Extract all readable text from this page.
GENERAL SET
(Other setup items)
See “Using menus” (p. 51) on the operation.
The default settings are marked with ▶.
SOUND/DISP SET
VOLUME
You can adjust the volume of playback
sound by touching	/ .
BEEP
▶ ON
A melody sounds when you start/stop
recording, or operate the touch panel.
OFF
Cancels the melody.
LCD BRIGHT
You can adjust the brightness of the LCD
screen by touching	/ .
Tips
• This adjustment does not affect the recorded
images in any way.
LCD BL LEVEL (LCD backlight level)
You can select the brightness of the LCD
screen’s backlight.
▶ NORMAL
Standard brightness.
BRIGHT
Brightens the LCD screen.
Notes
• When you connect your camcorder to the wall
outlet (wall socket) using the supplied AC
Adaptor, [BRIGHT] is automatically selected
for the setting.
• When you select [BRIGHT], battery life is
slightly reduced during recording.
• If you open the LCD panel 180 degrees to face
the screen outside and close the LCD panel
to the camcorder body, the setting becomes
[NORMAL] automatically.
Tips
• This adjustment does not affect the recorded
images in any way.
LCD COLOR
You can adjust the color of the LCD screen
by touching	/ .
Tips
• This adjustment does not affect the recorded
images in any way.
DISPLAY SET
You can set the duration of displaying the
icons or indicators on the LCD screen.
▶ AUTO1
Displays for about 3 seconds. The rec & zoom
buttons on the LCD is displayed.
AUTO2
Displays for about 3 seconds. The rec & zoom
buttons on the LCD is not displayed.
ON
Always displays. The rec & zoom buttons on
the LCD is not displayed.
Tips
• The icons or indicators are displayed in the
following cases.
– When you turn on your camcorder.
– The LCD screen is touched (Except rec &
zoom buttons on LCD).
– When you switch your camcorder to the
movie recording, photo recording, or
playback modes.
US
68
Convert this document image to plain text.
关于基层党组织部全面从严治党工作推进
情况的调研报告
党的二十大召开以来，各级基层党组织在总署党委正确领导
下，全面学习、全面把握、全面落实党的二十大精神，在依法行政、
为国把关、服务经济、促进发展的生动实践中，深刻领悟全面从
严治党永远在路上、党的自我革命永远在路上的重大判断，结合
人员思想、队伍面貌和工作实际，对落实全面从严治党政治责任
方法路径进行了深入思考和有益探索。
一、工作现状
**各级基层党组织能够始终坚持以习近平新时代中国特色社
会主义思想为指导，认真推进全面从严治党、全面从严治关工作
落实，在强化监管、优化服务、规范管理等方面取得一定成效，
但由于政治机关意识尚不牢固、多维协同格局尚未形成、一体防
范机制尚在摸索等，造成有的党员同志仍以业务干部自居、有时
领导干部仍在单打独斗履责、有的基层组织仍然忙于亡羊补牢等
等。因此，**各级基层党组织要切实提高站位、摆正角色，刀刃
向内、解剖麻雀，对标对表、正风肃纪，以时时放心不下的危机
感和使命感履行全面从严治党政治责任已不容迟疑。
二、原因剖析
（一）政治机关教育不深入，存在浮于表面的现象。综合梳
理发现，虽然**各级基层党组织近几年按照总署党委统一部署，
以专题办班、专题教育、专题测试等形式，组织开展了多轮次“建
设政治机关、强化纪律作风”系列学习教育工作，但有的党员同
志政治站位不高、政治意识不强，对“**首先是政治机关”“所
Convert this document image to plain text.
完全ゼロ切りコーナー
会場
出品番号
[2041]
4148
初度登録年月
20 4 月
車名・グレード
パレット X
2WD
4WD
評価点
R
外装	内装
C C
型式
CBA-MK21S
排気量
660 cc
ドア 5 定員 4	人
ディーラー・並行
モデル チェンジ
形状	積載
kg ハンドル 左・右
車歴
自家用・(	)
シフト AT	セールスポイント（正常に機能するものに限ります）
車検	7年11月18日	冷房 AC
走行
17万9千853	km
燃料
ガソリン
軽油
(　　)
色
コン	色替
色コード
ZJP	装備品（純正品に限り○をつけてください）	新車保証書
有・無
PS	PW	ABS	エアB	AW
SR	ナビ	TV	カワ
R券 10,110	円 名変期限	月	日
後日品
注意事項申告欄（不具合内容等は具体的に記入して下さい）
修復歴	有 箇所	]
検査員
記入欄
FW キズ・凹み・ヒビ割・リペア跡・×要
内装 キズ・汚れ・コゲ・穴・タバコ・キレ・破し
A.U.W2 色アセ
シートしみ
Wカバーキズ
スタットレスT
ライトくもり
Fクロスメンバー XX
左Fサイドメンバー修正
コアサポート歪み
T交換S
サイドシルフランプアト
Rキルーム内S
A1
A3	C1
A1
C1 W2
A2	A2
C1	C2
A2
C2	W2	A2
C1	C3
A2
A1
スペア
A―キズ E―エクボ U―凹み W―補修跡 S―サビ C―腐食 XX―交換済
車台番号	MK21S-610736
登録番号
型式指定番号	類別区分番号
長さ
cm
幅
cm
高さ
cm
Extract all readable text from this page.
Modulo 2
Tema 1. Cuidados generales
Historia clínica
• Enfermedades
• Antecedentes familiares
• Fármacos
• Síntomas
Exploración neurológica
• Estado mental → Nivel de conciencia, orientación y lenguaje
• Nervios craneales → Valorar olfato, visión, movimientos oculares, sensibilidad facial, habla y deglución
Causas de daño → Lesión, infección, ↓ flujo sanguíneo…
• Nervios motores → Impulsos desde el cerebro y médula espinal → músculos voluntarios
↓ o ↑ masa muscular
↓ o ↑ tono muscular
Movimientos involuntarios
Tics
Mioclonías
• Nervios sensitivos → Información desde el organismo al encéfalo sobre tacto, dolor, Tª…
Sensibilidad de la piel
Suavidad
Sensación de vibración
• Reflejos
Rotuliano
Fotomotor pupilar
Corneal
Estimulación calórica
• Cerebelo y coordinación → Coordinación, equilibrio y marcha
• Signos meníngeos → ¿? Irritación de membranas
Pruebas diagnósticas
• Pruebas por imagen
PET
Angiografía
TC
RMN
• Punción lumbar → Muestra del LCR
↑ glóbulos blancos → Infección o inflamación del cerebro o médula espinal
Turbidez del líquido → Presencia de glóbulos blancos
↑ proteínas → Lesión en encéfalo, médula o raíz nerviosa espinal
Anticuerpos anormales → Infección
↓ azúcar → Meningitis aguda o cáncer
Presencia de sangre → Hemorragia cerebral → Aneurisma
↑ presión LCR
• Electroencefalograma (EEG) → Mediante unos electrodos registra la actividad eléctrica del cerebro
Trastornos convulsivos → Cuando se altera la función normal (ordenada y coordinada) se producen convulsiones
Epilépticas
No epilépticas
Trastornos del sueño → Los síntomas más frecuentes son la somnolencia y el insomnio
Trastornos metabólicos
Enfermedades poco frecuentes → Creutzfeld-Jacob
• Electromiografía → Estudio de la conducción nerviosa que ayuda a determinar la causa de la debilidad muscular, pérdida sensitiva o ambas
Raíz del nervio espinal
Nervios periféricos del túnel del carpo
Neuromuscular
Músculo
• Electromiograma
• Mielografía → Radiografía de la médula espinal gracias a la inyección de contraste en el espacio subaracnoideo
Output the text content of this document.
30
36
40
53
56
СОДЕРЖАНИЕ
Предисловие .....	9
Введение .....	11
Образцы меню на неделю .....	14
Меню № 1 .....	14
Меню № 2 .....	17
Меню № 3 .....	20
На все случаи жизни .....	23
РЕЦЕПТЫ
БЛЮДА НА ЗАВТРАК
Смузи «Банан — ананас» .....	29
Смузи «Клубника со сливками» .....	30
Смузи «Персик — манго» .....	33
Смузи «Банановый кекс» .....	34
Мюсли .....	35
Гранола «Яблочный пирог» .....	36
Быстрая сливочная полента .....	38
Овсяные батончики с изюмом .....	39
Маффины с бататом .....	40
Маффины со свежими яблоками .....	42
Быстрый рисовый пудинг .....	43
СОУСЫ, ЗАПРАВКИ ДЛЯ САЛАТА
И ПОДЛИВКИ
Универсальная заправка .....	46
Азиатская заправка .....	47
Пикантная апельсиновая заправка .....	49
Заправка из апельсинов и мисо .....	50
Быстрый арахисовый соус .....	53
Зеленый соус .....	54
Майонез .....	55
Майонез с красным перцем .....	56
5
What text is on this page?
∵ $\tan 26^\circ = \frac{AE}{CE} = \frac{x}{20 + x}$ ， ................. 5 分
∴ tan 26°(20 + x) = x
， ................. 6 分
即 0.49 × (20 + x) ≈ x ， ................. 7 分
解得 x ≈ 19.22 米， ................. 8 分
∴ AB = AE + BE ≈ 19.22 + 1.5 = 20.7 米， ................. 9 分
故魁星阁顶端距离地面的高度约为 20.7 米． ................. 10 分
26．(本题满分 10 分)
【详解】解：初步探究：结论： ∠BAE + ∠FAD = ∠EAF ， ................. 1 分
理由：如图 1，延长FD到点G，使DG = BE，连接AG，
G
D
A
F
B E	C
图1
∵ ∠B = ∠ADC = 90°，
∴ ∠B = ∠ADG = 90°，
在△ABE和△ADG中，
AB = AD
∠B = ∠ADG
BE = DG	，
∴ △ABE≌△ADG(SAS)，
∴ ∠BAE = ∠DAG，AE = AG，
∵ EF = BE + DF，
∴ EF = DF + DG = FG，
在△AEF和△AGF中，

----

REQUIREMENT: Track down every line with the word "Маффины" and copy it.

SOLVED PROBLEM:
Маффины с бататом .....	40
Маффины со свежими яблоками .....	42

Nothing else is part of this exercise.